• [Prompt] Every line containing the word "index" needs to be found and copied.

(Collected data entries)
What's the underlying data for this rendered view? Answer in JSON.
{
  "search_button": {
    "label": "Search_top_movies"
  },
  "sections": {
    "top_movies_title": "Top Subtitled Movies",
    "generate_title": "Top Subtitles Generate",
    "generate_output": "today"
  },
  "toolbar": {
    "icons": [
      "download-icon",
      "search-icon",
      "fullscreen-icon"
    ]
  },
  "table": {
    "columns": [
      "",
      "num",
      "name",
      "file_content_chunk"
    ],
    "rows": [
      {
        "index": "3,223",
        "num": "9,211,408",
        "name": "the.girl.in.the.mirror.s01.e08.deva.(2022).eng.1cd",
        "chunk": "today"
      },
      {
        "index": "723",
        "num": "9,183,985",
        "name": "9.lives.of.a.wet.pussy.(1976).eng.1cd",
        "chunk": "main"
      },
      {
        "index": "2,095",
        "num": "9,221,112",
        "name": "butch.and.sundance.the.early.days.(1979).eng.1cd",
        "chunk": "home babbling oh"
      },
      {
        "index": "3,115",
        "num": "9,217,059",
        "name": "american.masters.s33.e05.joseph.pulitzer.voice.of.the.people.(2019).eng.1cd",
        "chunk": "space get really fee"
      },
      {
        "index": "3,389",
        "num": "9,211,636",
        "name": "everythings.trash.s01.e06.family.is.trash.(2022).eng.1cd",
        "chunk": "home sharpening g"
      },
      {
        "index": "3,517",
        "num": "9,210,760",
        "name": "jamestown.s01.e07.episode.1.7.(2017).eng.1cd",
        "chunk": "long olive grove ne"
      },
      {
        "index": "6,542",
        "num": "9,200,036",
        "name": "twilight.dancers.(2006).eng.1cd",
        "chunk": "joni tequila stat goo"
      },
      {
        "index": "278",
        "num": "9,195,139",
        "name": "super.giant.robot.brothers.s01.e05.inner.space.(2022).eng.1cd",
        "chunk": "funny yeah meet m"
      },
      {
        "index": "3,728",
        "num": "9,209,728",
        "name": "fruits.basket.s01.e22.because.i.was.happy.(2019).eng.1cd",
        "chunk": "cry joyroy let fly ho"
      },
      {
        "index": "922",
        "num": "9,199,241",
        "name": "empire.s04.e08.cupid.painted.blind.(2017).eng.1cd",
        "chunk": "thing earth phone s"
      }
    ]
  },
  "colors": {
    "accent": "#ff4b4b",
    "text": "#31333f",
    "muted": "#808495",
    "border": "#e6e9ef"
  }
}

• [The answer]
        "index": "3,223",
        "index": "723",
        "index": "2,095",
        "index": "3,115",
        "index": "3,389",
        "index": "3,517",
        "index": "6,542",
        "index": "278",
        "index": "3,728",
        "index": "922",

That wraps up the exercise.